PASSAGE PROVIDED:
__________

Improper encoding / decoding of some special 7-bit values in cp437, macintosh
rossj opened this issue · comments
Hi there.
I've noticed that cp437
does not properly encode / decode special symbols that are assigned to bytes 0x01-0x1F and 0x7F. Instead, When decoding, these bytes are incorrectly treated as-is and passed through as control characters. Similarly, when encoding the special characters in this range, they are replaced with question marks.
I've noticed a similar issue with the macintosh
encoding, which has special symbols defined at x11-x14.
As an example, the two tests below are currently failing:
import { decode, encode } from 'iconv-lite';
describe('encodings', () => {
it('should encode special cp437 symbols that map to bytes 0x0-0x1F', () => {
const input = '\u263A'; // A smiley face
const result = encode(input, 'cp437');
expect(result[0]).toEqual(1);
});
it('should decode cp437 bytes in range 0x01-0x1F', () => {
const input = Buffer.from([1]);
const result = decode(input, 'cp437');
expect(result).toEqual('\u263A');
});
});
hmm yeah I think you're right. Thank you for filing this issue and the tests, really helpful!

__________

DATA ENTRIES:
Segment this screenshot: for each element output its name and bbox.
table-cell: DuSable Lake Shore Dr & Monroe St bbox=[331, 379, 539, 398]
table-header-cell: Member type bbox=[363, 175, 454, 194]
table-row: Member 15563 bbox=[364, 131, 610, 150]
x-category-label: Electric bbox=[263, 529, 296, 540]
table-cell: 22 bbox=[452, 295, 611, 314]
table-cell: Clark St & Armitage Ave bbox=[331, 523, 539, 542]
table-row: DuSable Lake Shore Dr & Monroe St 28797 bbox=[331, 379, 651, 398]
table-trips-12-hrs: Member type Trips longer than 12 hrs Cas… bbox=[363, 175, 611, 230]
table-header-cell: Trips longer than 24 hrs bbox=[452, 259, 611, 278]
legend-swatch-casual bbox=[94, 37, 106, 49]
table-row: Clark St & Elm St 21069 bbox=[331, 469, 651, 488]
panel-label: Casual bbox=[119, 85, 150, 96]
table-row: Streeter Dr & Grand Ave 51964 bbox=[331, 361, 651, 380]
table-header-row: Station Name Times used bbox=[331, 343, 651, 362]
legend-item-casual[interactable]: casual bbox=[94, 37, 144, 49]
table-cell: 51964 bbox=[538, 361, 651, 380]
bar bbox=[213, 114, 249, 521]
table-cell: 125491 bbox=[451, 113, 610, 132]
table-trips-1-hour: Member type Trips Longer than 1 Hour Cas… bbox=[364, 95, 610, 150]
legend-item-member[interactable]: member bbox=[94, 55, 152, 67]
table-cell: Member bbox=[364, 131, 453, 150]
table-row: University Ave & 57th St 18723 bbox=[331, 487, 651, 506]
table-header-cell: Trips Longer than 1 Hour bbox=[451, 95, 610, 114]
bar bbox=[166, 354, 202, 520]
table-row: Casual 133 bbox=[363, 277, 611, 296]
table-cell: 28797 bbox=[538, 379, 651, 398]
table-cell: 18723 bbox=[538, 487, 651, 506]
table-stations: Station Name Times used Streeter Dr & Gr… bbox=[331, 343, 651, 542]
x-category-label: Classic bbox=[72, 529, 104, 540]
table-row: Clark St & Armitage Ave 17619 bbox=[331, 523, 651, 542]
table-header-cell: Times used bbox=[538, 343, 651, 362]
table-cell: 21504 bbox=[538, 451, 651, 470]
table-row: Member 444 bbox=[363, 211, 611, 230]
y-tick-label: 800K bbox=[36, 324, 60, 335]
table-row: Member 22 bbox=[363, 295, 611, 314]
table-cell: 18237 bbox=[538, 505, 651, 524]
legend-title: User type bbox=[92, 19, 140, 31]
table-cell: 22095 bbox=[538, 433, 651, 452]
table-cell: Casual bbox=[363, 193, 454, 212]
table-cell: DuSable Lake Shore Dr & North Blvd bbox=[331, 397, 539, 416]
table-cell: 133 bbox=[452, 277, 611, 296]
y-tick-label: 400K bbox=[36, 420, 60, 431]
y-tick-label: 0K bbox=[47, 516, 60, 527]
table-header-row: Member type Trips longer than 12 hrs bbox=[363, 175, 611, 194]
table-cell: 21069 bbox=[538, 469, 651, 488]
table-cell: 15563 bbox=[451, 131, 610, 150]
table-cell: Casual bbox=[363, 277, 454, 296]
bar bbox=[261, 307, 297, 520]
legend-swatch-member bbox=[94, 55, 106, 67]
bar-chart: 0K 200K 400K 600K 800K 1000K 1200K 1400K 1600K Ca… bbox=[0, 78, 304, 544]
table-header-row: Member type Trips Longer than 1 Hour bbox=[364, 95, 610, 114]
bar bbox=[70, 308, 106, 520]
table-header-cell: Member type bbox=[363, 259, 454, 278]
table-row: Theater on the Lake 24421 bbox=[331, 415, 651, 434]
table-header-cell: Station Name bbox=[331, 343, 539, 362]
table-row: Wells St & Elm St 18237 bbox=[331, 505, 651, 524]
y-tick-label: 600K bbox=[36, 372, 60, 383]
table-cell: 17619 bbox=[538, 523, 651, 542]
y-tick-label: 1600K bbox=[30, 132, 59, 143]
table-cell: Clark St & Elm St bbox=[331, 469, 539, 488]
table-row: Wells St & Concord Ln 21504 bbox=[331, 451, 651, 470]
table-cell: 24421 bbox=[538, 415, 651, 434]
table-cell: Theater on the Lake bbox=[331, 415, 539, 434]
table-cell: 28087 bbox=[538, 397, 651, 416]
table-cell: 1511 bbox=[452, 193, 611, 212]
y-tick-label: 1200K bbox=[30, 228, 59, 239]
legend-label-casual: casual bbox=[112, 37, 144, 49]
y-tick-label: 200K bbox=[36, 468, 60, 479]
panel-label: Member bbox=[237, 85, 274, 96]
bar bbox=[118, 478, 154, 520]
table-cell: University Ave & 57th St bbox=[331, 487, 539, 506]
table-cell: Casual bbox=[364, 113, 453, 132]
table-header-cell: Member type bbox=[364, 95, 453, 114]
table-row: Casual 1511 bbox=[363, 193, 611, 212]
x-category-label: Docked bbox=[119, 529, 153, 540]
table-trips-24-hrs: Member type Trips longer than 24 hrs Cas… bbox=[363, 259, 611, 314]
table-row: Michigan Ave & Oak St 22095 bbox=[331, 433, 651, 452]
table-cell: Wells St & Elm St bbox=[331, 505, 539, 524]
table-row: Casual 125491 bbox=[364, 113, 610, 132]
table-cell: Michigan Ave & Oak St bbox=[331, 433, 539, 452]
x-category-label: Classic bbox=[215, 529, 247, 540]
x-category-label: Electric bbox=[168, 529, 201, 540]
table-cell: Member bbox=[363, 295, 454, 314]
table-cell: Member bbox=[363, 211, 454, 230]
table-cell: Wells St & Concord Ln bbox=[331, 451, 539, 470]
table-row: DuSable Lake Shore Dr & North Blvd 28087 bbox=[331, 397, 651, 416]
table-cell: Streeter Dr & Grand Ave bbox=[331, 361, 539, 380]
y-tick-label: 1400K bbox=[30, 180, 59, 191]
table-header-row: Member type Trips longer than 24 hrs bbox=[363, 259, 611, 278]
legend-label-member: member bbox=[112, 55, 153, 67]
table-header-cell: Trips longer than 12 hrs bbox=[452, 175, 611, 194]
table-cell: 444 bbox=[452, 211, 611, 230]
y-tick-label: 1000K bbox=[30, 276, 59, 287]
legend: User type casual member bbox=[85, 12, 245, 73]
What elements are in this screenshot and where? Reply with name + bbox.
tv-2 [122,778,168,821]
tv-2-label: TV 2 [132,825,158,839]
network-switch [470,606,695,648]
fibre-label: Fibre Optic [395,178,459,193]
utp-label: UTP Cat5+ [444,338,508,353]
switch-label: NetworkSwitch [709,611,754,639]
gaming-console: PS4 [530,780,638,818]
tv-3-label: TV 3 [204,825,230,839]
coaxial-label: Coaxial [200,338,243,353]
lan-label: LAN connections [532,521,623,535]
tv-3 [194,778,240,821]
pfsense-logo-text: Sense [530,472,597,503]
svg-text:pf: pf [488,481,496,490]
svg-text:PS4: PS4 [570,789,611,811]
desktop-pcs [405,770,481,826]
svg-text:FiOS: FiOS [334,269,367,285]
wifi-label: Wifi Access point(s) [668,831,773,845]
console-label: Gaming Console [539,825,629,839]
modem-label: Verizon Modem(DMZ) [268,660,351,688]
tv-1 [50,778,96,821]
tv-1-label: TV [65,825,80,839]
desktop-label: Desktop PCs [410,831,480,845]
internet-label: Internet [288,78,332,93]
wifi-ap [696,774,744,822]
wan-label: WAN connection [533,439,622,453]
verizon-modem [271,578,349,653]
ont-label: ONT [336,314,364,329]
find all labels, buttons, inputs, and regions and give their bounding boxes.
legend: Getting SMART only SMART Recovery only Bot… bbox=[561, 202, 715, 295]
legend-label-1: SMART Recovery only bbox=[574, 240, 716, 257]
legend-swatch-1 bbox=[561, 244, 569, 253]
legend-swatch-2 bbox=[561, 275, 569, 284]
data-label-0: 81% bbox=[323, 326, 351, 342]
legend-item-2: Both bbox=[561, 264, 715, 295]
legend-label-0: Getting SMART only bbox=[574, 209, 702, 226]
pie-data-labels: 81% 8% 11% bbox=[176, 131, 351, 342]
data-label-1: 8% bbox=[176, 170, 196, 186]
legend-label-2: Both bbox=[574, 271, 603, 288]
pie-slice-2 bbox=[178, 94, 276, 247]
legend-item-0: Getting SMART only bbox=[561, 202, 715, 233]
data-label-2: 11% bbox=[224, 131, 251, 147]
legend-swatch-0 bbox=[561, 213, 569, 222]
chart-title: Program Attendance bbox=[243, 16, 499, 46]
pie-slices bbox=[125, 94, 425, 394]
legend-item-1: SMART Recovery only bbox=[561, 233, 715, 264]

__________

TASKS TO PERFORM:
1. According to the iconv-lite encoding issue, what happens when cp437 is used to encode the special characters in the 0x01-0x1F range?
2. Continue the iconv-lite encoding issue from its final comment.

RESPONSES TO THE EXERCISE:
1. They are replaced with question marks.

2.
My current encoding generation code uses iconv
project as the source, so it seems that it's wrong there too. Strange to see this in a relatively widely known encoding.
I'll fix this soon.
Came here to log exactly this. Any ETA? This would help a lot with enigma-bbs as well as a text mode RPG I'm working on!
I had a double check, seems the issue exist indeed. I checked the source code, and found cp437 was achieved by remote resource, but i guess the remote resource lack of partial data. how about we make special treatment for these special characters?
hmm yeah I think you're right. Thank you for filing this issue and the tests, really helpful!
My current encoding generation code usesiconv
project as the source, so it seems that it's wrong there too. Strange to see this in a relatively widely known encoding.
I'll fix this soon.